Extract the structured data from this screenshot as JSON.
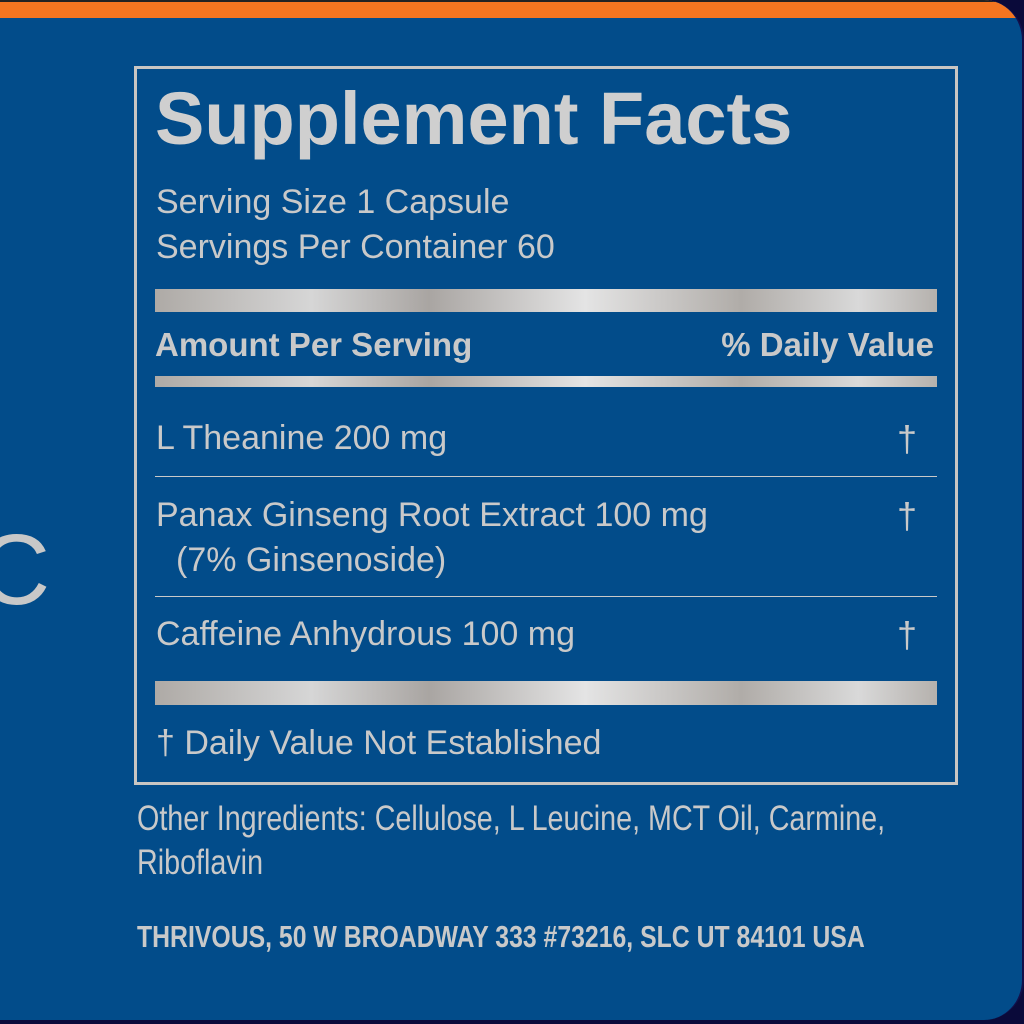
{
  "colors": {
    "background": "#024c8a",
    "top_band": "#f47520",
    "text": "#c9c9c9"
  },
  "partial_letter": "C",
  "facts": {
    "title": "Supplement Facts",
    "serving_size": "Serving Size 1 Capsule",
    "servings_per_container": "Servings Per Container 60",
    "header_amount": "Amount Per Serving",
    "header_dv": "% Daily Value",
    "rows": [
      {
        "name": "L Theanine 200 mg",
        "sub": "",
        "dv": "†"
      },
      {
        "name": "Panax Ginseng Root Extract 100 mg",
        "sub": "(7% Ginsenoside)",
        "dv": "†"
      },
      {
        "name": "Caffeine Anhydrous 100 mg",
        "sub": "",
        "dv": "†"
      }
    ],
    "footnote": "† Daily Value Not Established"
  },
  "other_ingredients": {
    "line1": "Other Ingredients: Cellulose, L Leucine, MCT Oil, Carmine,",
    "line2": "Riboflavin"
  },
  "address": "THRIVOUS, 50 W BROADWAY 333 #73216, SLC UT 84101 USA"
}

WHAT IS REQUIRED:
Locate the word "name" in the data above. Copy every line carrying it.

SOLUTION TO THE PROBLEM:
        "name": "L Theanine 200 mg",
        "name": "Panax Ginseng Root Extract 100 mg",
        "name": "Caffeine Anhydrous 100 mg",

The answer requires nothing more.